- Exercise details -
Repeat the whole listing exactly.

- Records supplied -
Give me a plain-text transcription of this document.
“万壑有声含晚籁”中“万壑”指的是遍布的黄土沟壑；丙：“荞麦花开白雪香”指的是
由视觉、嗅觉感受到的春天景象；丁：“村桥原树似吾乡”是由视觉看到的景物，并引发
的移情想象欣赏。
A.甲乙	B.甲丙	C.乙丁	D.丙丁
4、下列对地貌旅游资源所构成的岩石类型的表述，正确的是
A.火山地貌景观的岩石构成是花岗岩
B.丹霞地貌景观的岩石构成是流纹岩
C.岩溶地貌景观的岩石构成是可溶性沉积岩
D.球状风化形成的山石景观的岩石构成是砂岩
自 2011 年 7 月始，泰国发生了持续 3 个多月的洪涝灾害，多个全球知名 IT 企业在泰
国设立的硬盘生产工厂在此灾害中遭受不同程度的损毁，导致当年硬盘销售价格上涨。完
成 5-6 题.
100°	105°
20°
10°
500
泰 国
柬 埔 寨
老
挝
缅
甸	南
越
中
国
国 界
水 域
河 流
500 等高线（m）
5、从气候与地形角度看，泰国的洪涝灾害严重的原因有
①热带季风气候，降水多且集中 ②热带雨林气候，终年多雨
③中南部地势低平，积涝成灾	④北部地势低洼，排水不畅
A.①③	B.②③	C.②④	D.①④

- The reply -
Give me a plain-text transcription of this document.
“万壑有声含晚籁”中“万壑”指的是遍布的黄土沟壑；丙：“荞麦花开白雪香”指的是
由视觉、嗅觉感受到的春天景象；丁：“村桥原树似吾乡”是由视觉看到的景物，并引发
的移情想象欣赏。
A.甲乙	B.甲丙	C.乙丁	D.丙丁
4、下列对地貌旅游资源所构成的岩石类型的表述，正确的是
A.火山地貌景观的岩石构成是花岗岩
B.丹霞地貌景观的岩石构成是流纹岩
C.岩溶地貌景观的岩石构成是可溶性沉积岩
D.球状风化形成的山石景观的岩石构成是砂岩
自 2011 年 7 月始，泰国发生了持续 3 个多月的洪涝灾害，多个全球知名 IT 企业在泰
国设立的硬盘生产工厂在此灾害中遭受不同程度的损毁，导致当年硬盘销售价格上涨。完
成 5-6 题.
100°	105°
20°
10°
500
泰 国
柬 埔 寨
老
挝
缅
甸	南
越
中
国
国 界
水 域
河 流
500 等高线（m）
5、从气候与地形角度看，泰国的洪涝灾害严重的原因有
①热带季风气候，降水多且集中 ②热带雨林气候，终年多雨
③中南部地势低平，积涝成灾	④北部地势低洼，排水不畅
A.①③	B.②③	C.②④	D.①④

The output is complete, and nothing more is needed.